- _DO THIS_
Repeat the material exactly as it appears.

**** RECORD LIST ****

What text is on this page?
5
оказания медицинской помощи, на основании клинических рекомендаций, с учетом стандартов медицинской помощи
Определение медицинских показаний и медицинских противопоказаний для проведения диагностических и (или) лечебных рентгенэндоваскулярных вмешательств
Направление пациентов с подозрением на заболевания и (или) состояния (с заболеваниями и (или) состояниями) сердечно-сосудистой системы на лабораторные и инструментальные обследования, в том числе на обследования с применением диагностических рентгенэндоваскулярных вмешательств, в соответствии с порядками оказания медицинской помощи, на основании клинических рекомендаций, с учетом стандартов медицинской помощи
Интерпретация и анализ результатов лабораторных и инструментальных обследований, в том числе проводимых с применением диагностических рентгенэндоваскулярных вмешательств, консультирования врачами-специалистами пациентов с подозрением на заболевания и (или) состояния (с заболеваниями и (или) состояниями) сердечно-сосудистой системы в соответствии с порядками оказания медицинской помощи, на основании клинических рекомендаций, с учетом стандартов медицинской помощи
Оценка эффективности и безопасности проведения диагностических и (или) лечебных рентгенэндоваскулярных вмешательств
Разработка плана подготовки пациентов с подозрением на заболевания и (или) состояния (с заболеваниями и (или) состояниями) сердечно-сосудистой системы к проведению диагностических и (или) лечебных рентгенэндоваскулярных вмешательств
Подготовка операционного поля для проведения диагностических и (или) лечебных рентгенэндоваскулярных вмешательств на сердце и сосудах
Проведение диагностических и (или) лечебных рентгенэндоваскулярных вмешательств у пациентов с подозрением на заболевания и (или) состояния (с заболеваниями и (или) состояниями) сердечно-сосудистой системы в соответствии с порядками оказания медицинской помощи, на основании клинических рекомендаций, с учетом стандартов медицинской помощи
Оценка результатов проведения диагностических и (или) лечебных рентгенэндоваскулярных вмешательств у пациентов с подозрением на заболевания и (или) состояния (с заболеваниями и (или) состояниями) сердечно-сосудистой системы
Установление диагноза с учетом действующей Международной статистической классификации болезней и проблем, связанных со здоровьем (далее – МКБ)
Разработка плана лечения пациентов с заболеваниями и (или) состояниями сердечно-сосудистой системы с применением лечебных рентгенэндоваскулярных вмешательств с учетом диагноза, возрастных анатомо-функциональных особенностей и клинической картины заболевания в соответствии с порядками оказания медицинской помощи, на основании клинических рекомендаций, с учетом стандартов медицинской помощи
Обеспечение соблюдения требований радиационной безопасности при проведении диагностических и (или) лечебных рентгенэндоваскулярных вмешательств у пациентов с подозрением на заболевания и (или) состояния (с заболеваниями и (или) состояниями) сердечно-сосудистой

****

- _WORKED ANSWER_
What text is on this page?
5
оказания медицинской помощи, на основании клинических рекомендаций, с учетом стандартов медицинской помощи
Определение медицинских показаний и медицинских противопоказаний для проведения диагностических и (или) лечебных рентгенэндоваскулярных вмешательств
Направление пациентов с подозрением на заболевания и (или) состояния (с заболеваниями и (или) состояниями) сердечно-сосудистой системы на лабораторные и инструментальные обследования, в том числе на обследования с применением диагностических рентгенэндоваскулярных вмешательств, в соответствии с порядками оказания медицинской помощи, на основании клинических рекомендаций, с учетом стандартов медицинской помощи
Интерпретация и анализ результатов лабораторных и инструментальных обследований, в том числе проводимых с применением диагностических рентгенэндоваскулярных вмешательств, консультирования врачами-специалистами пациентов с подозрением на заболевания и (или) состояния (с заболеваниями и (или) состояниями) сердечно-сосудистой системы в соответствии с порядками оказания медицинской помощи, на основании клинических рекомендаций, с учетом стандартов медицинской помощи
Оценка эффективности и безопасности проведения диагностических и (или) лечебных рентгенэндоваскулярных вмешательств
Разработка плана подготовки пациентов с подозрением на заболевания и (или) состояния (с заболеваниями и (или) состояниями) сердечно-сосудистой системы к проведению диагностических и (или) лечебных рентгенэндоваскулярных вмешательств
Подготовка операционного поля для проведения диагностических и (или) лечебных рентгенэндоваскулярных вмешательств на сердце и сосудах
Проведение диагностических и (или) лечебных рентгенэндоваскулярных вмешательств у пациентов с подозрением на заболевания и (или) состояния (с заболеваниями и (или) состояниями) сердечно-сосудистой системы в соответствии с порядками оказания медицинской помощи, на основании клинических рекомендаций, с учетом стандартов медицинской помощи
Оценка результатов проведения диагностических и (или) лечебных рентгенэндоваскулярных вмешательств у пациентов с подозрением на заболевания и (или) состояния (с заболеваниями и (или) состояниями) сердечно-сосудистой системы
Установление диагноза с учетом действующей Международной статистической классификации болезней и проблем, связанных со здоровьем (далее – МКБ)
Разработка плана лечения пациентов с заболеваниями и (или) состояниями сердечно-сосудистой системы с применением лечебных рентгенэндоваскулярных вмешательств с учетом диагноза, возрастных анатомо-функциональных особенностей и клинической картины заболевания в соответствии с порядками оказания медицинской помощи, на основании клинических рекомендаций, с учетом стандартов медицинской помощи
Обеспечение соблюдения требований радиационной безопасности при проведении диагностических и (или) лечебных рентгенэндоваскулярных вмешательств у пациентов с подозрением на заболевания и (или) состояния (с заболеваниями и (или) состояниями) сердечно-сосудистой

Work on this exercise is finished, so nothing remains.